### Short problem
Can you pull out each line of the data below that includes the word "prompt"?

### Task data
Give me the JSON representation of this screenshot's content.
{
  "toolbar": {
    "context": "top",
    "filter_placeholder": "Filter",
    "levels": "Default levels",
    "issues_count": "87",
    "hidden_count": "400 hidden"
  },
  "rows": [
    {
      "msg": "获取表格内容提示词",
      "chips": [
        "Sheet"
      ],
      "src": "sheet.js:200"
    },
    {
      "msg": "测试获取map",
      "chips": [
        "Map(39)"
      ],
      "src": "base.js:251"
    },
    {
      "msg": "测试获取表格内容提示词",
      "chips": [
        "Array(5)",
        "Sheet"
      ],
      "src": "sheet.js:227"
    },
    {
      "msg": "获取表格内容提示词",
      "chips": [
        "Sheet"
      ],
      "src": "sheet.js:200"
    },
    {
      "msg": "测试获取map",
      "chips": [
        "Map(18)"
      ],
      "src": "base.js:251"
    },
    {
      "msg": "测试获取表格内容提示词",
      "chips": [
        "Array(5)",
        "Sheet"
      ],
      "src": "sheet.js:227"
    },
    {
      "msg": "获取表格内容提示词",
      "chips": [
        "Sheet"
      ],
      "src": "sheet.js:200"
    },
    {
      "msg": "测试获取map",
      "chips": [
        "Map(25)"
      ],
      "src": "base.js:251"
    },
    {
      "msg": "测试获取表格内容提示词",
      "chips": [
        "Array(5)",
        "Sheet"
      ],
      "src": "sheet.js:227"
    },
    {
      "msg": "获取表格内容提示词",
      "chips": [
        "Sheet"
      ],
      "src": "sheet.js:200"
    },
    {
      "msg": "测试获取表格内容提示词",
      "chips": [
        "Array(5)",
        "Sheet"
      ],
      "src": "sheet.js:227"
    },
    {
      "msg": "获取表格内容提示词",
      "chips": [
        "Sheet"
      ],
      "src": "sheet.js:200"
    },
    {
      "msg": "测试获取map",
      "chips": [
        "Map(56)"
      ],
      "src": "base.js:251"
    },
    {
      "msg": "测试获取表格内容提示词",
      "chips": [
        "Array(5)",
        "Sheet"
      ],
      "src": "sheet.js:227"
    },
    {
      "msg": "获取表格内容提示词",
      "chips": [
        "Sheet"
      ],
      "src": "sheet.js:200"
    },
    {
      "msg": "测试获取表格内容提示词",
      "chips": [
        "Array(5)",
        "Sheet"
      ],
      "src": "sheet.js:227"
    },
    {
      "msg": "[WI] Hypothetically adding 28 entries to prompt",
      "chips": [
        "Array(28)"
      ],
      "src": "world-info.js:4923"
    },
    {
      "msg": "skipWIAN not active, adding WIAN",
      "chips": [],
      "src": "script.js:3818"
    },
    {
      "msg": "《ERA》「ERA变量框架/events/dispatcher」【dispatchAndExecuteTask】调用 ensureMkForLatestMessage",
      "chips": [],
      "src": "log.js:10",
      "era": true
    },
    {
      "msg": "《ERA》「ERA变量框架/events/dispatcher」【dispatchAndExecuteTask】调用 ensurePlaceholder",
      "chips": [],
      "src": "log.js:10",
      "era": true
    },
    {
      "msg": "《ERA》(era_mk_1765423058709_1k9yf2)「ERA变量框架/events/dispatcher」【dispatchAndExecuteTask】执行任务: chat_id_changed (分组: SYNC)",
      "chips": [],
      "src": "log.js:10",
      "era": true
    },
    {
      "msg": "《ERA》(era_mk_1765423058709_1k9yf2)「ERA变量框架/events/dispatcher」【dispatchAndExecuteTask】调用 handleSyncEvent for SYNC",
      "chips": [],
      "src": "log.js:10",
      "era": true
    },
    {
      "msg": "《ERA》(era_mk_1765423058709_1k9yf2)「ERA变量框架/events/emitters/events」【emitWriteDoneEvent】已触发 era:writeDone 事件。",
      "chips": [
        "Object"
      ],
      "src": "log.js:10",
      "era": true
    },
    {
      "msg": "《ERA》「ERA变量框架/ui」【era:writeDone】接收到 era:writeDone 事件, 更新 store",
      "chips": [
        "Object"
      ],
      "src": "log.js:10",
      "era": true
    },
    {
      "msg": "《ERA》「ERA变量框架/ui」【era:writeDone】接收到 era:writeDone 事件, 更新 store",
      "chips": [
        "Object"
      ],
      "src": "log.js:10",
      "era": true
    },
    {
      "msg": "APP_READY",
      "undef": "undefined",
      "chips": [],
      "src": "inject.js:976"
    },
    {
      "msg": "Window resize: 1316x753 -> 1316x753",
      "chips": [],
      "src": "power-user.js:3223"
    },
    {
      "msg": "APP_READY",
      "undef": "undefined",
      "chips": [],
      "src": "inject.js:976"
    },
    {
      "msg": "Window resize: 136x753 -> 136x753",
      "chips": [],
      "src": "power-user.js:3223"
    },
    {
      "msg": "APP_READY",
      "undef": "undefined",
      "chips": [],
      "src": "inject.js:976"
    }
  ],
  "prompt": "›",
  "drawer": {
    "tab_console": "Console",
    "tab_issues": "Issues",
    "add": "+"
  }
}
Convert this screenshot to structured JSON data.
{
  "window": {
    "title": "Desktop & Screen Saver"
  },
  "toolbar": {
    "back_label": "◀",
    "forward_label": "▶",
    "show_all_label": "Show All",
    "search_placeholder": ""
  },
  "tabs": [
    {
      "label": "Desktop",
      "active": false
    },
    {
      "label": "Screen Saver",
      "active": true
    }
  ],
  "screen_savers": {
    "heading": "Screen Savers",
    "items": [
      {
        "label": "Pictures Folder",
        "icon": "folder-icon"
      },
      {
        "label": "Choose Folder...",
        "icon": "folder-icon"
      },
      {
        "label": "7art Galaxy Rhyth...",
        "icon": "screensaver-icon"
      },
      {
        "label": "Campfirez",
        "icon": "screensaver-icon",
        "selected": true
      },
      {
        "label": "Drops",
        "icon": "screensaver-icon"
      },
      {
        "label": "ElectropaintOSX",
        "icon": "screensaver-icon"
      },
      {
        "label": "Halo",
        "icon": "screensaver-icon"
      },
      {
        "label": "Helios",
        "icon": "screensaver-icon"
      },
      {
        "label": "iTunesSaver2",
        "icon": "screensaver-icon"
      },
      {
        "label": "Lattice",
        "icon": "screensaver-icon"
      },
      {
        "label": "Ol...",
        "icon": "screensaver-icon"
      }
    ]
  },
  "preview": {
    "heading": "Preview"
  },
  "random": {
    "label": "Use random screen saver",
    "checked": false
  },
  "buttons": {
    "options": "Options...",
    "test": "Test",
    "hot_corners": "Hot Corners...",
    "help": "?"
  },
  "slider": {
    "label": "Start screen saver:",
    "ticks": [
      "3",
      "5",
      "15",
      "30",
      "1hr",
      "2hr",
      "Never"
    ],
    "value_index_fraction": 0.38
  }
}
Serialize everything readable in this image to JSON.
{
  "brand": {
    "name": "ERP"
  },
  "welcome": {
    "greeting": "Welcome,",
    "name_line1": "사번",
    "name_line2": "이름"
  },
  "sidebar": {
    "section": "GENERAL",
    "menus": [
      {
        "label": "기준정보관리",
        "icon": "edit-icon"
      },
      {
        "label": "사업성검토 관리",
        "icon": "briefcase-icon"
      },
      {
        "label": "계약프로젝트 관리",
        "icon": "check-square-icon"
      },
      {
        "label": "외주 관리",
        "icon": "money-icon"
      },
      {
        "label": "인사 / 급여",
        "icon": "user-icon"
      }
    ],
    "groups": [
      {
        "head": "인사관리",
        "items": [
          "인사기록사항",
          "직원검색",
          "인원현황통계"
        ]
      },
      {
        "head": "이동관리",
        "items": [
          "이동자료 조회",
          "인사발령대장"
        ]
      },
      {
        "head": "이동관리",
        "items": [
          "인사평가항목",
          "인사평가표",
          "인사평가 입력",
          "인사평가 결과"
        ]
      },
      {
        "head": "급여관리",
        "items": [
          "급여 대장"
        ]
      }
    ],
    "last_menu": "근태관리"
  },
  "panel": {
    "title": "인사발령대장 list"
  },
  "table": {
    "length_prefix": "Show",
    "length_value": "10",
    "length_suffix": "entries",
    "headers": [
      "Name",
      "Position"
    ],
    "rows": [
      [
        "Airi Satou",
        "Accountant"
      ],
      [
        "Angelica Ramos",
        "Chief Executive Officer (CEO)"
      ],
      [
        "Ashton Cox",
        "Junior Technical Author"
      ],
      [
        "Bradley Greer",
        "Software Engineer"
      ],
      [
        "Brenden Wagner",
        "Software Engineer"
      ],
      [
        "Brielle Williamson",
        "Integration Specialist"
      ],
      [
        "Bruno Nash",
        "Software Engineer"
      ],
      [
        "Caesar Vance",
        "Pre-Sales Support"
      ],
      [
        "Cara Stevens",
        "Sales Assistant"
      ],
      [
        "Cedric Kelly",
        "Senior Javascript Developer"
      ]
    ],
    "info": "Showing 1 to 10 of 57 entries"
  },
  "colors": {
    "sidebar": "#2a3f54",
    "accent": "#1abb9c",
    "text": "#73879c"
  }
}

### Problem solution
      "msg": "[WI] Hypothetically adding 28 entries to prompt",
  "prompt": "›",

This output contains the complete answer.